··· Stored data

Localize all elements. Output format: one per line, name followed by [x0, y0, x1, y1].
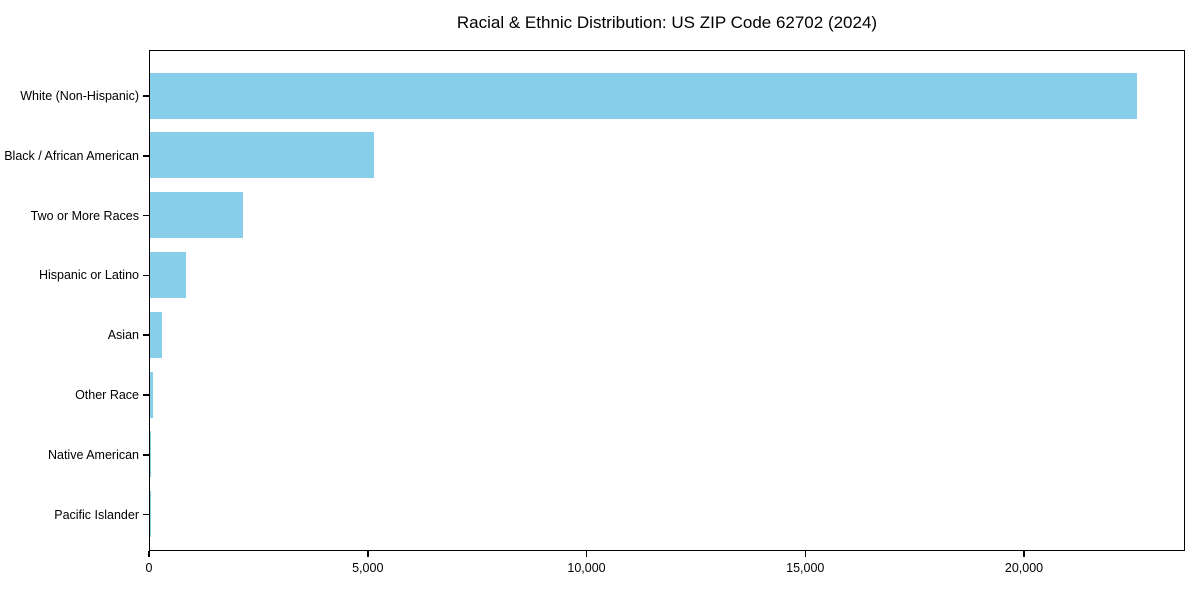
y-axis-label-white-non-hispanic: White (Non-Hispanic)	[20, 89, 139, 103]
y-axis-tick	[143, 394, 149, 396]
bar-native-american	[150, 431, 152, 478]
x-axis-tick-label: 20,000	[1004, 561, 1044, 575]
y-axis-label-hispanic-or-latino: Hispanic or Latino	[38, 268, 139, 283]
x-axis-tick-label: 0	[145, 561, 153, 575]
bar-hispanic-or-latino	[150, 251, 186, 298]
y-axis-tick	[143, 274, 149, 277]
y-axis-label-two-or-more-races: Two or More Races	[30, 208, 139, 223]
x-axis-tick-label: 10,000	[567, 561, 606, 575]
x-axis-tick	[1023, 551, 1025, 557]
y-axis-label-black-african-american: Black / African American	[4, 148, 139, 163]
x-axis-tick	[804, 551, 806, 557]
y-axis-label-native-american: Native American	[47, 447, 139, 462]
y-axis-tick	[143, 454, 149, 456]
chart-title: Racial & Ethnic Distribution: US ZIP Cod…	[456, 13, 878, 32]
x-axis-tick-label: 15,000	[786, 561, 825, 575]
y-axis-label-asian: Asian	[107, 328, 139, 343]
plot-area	[149, 50, 1185, 551]
bar-other-race	[150, 371, 154, 418]
bar-two-or-more-races	[150, 192, 244, 239]
x-axis-tick	[367, 551, 369, 557]
y-axis-label-pacific-islander: Pacific Islander	[54, 507, 139, 522]
x-axis-tick-label: 5,000	[352, 561, 384, 575]
y-axis-tick	[143, 155, 149, 157]
bar-asian	[150, 311, 163, 358]
x-axis-tick	[585, 551, 588, 557]
y-axis-tick	[143, 513, 149, 516]
x-axis-tick	[148, 551, 150, 557]
y-axis-tick	[143, 214, 149, 217]
y-axis-label-other-race: Other Race	[75, 388, 139, 402]
y-axis-tick	[143, 334, 149, 336]
bar-white-non-hispanic	[150, 72, 1137, 119]
y-axis-tick	[143, 95, 149, 97]
bar-black-african-american	[150, 132, 374, 179]
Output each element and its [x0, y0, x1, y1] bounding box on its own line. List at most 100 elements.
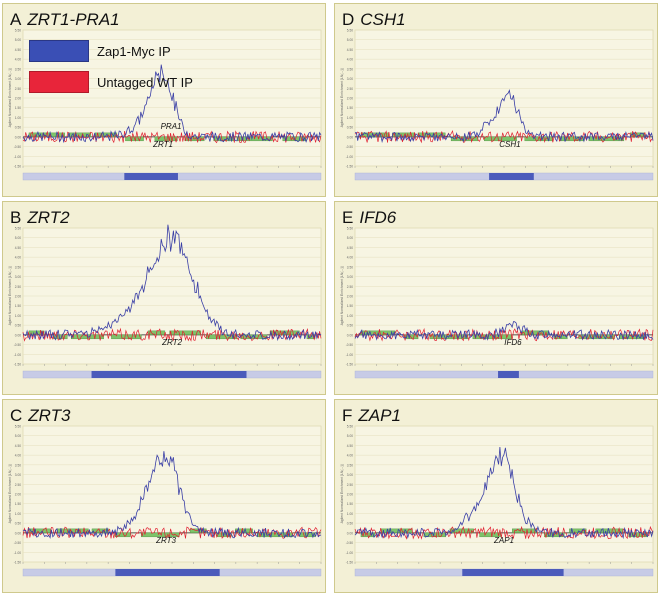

······

* **What the task asks**
Transcribe the records above line for line, reproducing every character as it appears, and omit the pictures from your answer.

* **Task answer**
Localize all elements. Output format: one per line, name followed by [x0, y0, x1, y1].
y-axis-label-white-non-hispanic: White (Non-Hispanic)	[20, 89, 139, 103]
y-axis-tick	[143, 394, 149, 396]
bar-native-american	[150, 431, 152, 478]
x-axis-tick-label: 20,000	[1004, 561, 1044, 575]
y-axis-label-hispanic-or-latino: Hispanic or Latino	[38, 268, 139, 283]
x-axis-tick-label: 0	[145, 561, 153, 575]
bar-hispanic-or-latino	[150, 251, 186, 298]
y-axis-tick	[143, 274, 149, 277]
y-axis-label-two-or-more-races: Two or More Races	[30, 208, 139, 223]
x-axis-tick-label: 10,000	[567, 561, 606, 575]
x-axis-tick	[1023, 551, 1025, 557]
y-axis-label-black-african-american: Black / African American	[4, 148, 139, 163]
x-axis-tick	[804, 551, 806, 557]
y-axis-label-native-american: Native American	[47, 447, 139, 462]
y-axis-tick	[143, 454, 149, 456]
chart-title: Racial & Ethnic Distribution: US ZIP Cod…	[456, 13, 878, 32]
x-axis-tick-label: 15,000	[786, 561, 825, 575]
y-axis-label-asian: Asian	[107, 328, 139, 343]
plot-area	[149, 50, 1185, 551]
bar-other-race	[150, 371, 154, 418]
bar-two-or-more-races	[150, 192, 244, 239]
x-axis-tick	[367, 551, 369, 557]
y-axis-label-pacific-islander: Pacific Islander	[54, 507, 139, 522]
x-axis-tick-label: 5,000	[352, 561, 384, 575]
y-axis-tick	[143, 155, 149, 157]
bar-asian	[150, 311, 163, 358]
x-axis-tick	[585, 551, 588, 557]
y-axis-tick	[143, 513, 149, 516]
x-axis-tick	[148, 551, 150, 557]
y-axis-tick	[143, 214, 149, 217]
y-axis-label-other-race: Other Race	[75, 388, 139, 402]
y-axis-tick	[143, 334, 149, 336]
bar-white-non-hispanic	[150, 72, 1137, 119]
y-axis-tick	[143, 95, 149, 97]
bar-black-african-american	[150, 132, 374, 179]
Output each element and its [x0, y0, x1, y1] bounding box on its own line. List at most 100 elements.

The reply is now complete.